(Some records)
[Begin]
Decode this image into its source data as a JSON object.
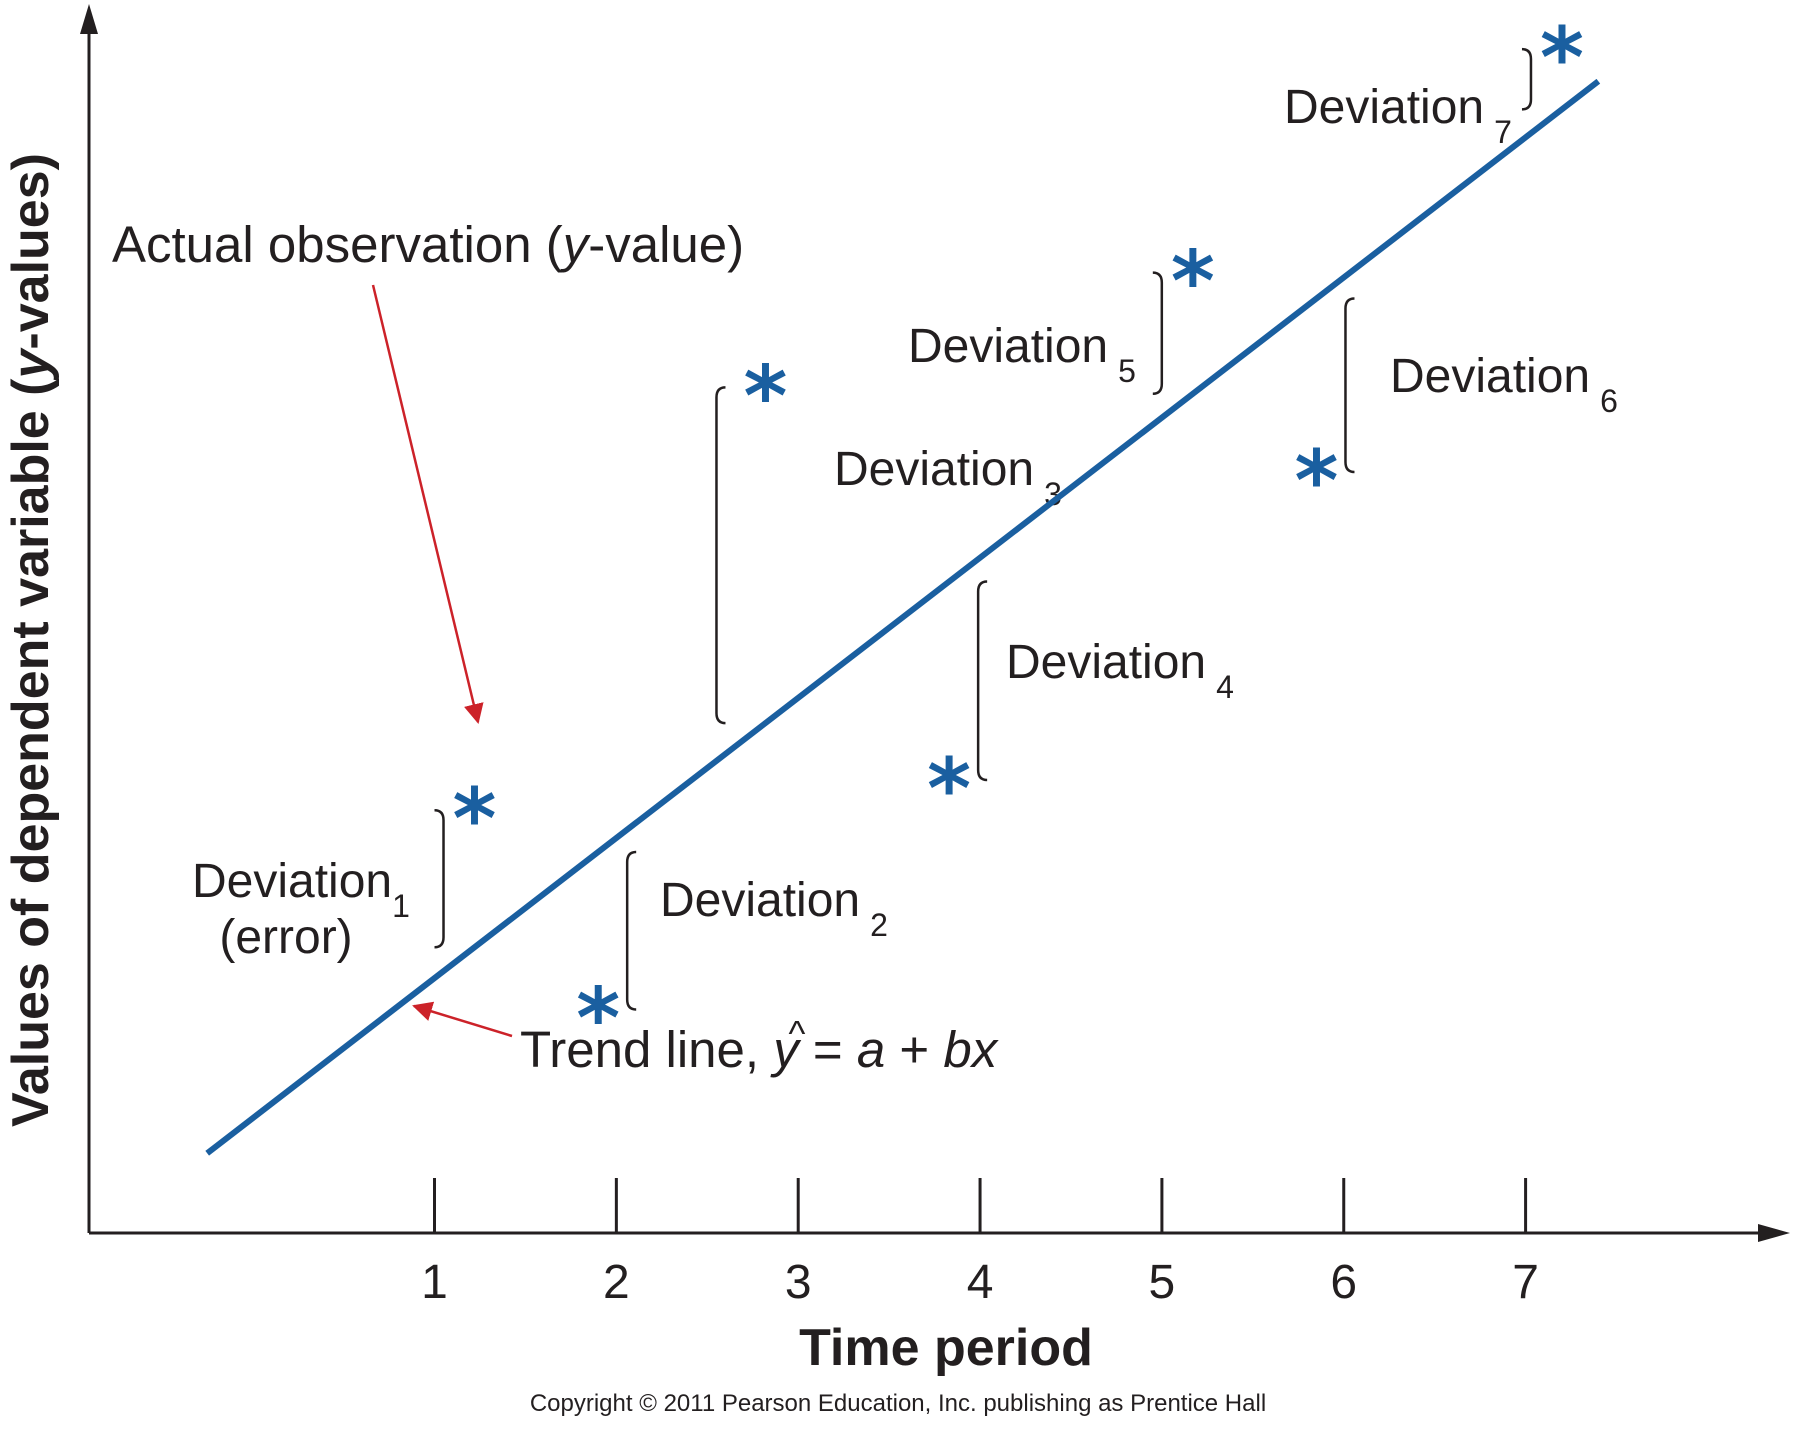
{
  "chart_data": {
    "type": "scatter",
    "xlabel": "Time period",
    "ylabel": "Values of dependent variable (y-values)",
    "ylabel_parts": [
      "Values of dependent variable (",
      "y",
      "-values)"
    ],
    "x_ticks": [
      "1",
      "2",
      "3",
      "4",
      "5",
      "6",
      "7"
    ],
    "xlim": [
      -0.9,
      8.3
    ],
    "ylim": [
      0,
      10
    ],
    "grid": false,
    "trend_line": {
      "x_start": -0.25,
      "x_end": 7.4,
      "intercept": 0.95,
      "slope": 1.16
    },
    "points": [
      {
        "x": 1.22,
        "y": 3.5,
        "deviation_label": "Deviation",
        "deviation_sub": "1",
        "side": "above"
      },
      {
        "x": 1.9,
        "y": 1.85,
        "deviation_label": "Deviation",
        "deviation_sub": "2",
        "side": "below"
      },
      {
        "x": 2.82,
        "y": 7.0,
        "deviation_label": "Deviation",
        "deviation_sub": "3",
        "side": "above"
      },
      {
        "x": 3.83,
        "y": 3.75,
        "deviation_label": "Deviation",
        "deviation_sub": "4",
        "side": "below"
      },
      {
        "x": 5.17,
        "y": 7.95,
        "deviation_label": "Deviation",
        "deviation_sub": "5",
        "side": "above"
      },
      {
        "x": 5.85,
        "y": 6.3,
        "deviation_label": "Deviation",
        "deviation_sub": "6",
        "side": "below"
      },
      {
        "x": 7.2,
        "y": 9.8,
        "deviation_label": "Deviation",
        "deviation_sub": "7",
        "side": "above"
      }
    ],
    "annotations": {
      "actual_observation": {
        "text_before": "Actual observation (",
        "text_italic": "y",
        "text_after": "-value)"
      },
      "deviation_1_note": "(error)",
      "trend_line": {
        "text": "Trend line, ",
        "yhat": "y",
        "hat": "^",
        "equals": " = ",
        "a": "a",
        "plus": " + ",
        "bx": "bx"
      }
    },
    "copyright": "Copyright © 2011 Pearson Education, Inc. publishing as Prentice Hall",
    "colors": {
      "trend_line": "#1a5fa0",
      "points": "#1a5fa0",
      "annotation_arrow": "#cc2229",
      "axes": "#231f20",
      "text": "#231f20"
    }
  }
}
[End]
#### Given task
Print every entry exactly as written, without the pictures.

#### Worked answer
Decode this image into its source data as a JSON object.
{
  "chart_data": {
    "type": "scatter",
    "xlabel": "Time period",
    "ylabel": "Values of dependent variable (y-values)",
    "ylabel_parts": [
      "Values of dependent variable (",
      "y",
      "-values)"
    ],
    "x_ticks": [
      "1",
      "2",
      "3",
      "4",
      "5",
      "6",
      "7"
    ],
    "xlim": [
      -0.9,
      8.3
    ],
    "ylim": [
      0,
      10
    ],
    "grid": false,
    "trend_line": {
      "x_start": -0.25,
      "x_end": 7.4,
      "intercept": 0.95,
      "slope": 1.16
    },
    "points": [
      {
        "x": 1.22,
        "y": 3.5,
        "deviation_label": "Deviation",
        "deviation_sub": "1",
        "side": "above"
      },
      {
        "x": 1.9,
        "y": 1.85,
        "deviation_label": "Deviation",
        "deviation_sub": "2",
        "side": "below"
      },
      {
        "x": 2.82,
        "y": 7.0,
        "deviation_label": "Deviation",
        "deviation_sub": "3",
        "side": "above"
      },
      {
        "x": 3.83,
        "y": 3.75,
        "deviation_label": "Deviation",
        "deviation_sub": "4",
        "side": "below"
      },
      {
        "x": 5.17,
        "y": 7.95,
        "deviation_label": "Deviation",
        "deviation_sub": "5",
        "side": "above"
      },
      {
        "x": 5.85,
        "y": 6.3,
        "deviation_label": "Deviation",
        "deviation_sub": "6",
        "side": "below"
      },
      {
        "x": 7.2,
        "y": 9.8,
        "deviation_label": "Deviation",
        "deviation_sub": "7",
        "side": "above"
      }
    ],
    "annotations": {
      "actual_observation": {
        "text_before": "Actual observation (",
        "text_italic": "y",
        "text_after": "-value)"
      },
      "deviation_1_note": "(error)",
      "trend_line": {
        "text": "Trend line, ",
        "yhat": "y",
        "hat": "^",
        "equals": " = ",
        "a": "a",
        "plus": " + ",
        "bx": "bx"
      }
    },
    "copyright": "Copyright © 2011 Pearson Education, Inc. publishing as Prentice Hall",
    "colors": {
      "trend_line": "#1a5fa0",
      "points": "#1a5fa0",
      "annotation_arrow": "#cc2229",
      "axes": "#231f20",
      "text": "#231f20"
    }
  }
}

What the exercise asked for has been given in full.